(Recorded data)

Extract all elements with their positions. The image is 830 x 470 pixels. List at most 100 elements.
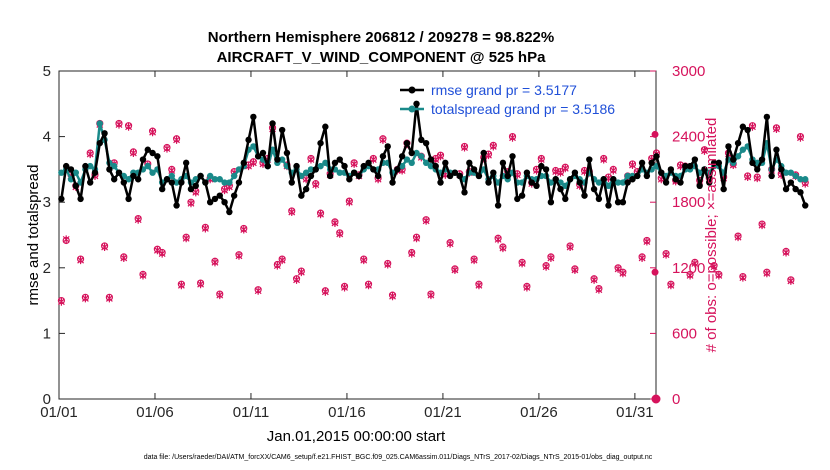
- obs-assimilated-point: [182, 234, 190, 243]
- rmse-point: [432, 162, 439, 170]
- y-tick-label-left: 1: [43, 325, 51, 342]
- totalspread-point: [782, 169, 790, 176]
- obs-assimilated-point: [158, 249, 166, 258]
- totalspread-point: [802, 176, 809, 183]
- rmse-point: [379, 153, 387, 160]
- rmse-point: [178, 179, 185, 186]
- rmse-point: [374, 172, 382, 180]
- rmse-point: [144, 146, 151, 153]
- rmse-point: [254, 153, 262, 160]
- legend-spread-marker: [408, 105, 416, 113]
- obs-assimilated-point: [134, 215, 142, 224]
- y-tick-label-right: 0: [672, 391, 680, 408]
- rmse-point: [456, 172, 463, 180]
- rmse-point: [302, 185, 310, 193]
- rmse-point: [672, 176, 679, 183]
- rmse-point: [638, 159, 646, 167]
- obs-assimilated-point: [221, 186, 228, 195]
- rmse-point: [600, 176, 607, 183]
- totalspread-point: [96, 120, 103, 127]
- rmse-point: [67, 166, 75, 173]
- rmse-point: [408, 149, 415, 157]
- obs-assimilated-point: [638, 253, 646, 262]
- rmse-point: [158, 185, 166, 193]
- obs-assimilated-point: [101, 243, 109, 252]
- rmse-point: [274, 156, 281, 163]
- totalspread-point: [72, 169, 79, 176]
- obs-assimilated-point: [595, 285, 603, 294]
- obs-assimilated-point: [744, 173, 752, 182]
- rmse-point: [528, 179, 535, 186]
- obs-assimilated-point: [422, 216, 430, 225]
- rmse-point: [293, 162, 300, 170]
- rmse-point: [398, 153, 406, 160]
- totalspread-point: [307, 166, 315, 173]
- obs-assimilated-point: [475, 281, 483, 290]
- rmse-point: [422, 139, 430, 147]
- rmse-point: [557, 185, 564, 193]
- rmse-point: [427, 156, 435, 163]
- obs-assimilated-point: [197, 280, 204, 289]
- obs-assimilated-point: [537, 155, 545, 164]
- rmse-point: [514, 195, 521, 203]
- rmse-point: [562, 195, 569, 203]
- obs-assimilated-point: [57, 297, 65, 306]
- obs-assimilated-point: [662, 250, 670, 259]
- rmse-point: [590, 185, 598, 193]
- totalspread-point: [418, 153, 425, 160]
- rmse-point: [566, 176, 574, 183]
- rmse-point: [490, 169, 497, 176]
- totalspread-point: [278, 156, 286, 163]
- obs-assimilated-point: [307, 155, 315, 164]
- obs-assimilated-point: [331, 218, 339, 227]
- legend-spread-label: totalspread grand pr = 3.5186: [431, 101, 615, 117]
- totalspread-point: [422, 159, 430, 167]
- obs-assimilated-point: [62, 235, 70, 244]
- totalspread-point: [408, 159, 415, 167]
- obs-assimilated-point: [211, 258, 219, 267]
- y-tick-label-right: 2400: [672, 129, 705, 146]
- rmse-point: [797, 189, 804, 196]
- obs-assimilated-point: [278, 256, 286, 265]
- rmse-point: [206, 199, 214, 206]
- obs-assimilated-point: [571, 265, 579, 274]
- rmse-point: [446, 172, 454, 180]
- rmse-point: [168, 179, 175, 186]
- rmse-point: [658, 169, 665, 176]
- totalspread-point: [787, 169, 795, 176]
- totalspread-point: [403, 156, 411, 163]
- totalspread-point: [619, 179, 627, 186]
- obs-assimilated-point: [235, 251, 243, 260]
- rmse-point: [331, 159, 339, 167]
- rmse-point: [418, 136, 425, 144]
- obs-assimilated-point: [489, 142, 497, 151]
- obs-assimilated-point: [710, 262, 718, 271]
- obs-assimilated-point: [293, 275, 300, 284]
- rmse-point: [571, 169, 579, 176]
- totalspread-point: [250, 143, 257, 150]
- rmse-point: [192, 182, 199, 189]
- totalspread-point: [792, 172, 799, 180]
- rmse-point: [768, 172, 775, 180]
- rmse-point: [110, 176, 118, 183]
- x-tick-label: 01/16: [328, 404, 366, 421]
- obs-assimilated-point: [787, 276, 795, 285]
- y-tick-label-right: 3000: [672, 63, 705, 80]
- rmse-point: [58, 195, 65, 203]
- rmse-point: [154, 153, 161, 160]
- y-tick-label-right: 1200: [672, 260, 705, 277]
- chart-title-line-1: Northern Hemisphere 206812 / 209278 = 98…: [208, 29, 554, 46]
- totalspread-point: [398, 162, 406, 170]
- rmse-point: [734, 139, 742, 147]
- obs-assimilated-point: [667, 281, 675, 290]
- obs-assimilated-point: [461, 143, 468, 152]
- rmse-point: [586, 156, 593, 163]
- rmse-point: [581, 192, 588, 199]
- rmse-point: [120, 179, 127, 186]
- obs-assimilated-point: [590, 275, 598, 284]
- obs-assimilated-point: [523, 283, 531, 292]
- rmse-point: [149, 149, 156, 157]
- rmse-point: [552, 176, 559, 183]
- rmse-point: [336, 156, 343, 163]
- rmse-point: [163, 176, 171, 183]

...

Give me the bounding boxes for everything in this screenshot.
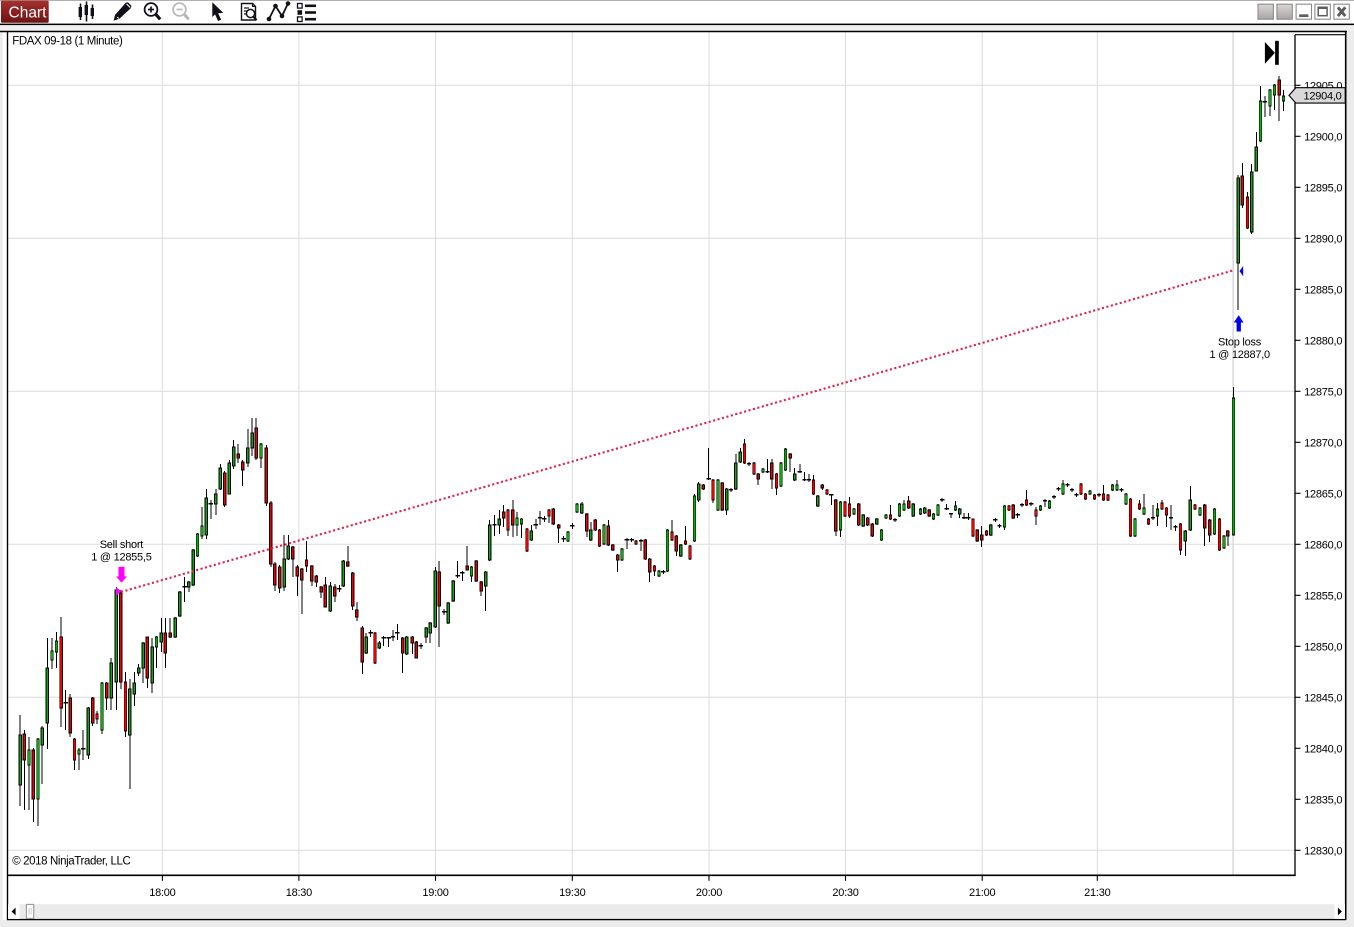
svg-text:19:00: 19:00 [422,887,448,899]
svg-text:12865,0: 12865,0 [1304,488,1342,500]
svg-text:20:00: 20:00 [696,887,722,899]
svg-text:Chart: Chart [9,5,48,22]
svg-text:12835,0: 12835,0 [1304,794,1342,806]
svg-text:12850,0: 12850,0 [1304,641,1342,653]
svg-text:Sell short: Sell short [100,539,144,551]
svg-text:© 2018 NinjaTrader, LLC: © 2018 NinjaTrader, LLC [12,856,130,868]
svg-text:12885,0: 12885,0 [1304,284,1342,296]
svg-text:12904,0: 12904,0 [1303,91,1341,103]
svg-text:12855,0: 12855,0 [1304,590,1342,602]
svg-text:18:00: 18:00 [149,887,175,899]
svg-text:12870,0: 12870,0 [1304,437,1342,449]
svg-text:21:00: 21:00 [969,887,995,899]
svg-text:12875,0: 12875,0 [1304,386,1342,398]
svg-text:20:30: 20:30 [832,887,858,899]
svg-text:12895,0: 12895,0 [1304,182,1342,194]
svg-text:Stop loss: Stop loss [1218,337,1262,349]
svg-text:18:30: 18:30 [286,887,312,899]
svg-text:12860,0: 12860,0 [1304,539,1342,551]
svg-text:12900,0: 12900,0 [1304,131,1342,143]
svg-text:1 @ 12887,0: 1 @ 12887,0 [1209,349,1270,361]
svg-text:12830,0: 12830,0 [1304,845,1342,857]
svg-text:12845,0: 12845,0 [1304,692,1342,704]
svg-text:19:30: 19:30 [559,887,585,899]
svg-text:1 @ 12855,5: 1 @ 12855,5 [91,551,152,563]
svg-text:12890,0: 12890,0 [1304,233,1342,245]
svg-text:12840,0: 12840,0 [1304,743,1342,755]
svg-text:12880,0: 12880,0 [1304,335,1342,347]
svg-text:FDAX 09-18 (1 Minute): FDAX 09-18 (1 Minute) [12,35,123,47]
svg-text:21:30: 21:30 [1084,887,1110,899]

Task instructions
Find every line in the recorded data above that contains the string "legend", and copy each one.

Written answer
- legend-spread-marker: [408, 105, 416, 113]
- legend-spread-label: totalspread grand pr = 3.5186: [431, 101, 615, 117]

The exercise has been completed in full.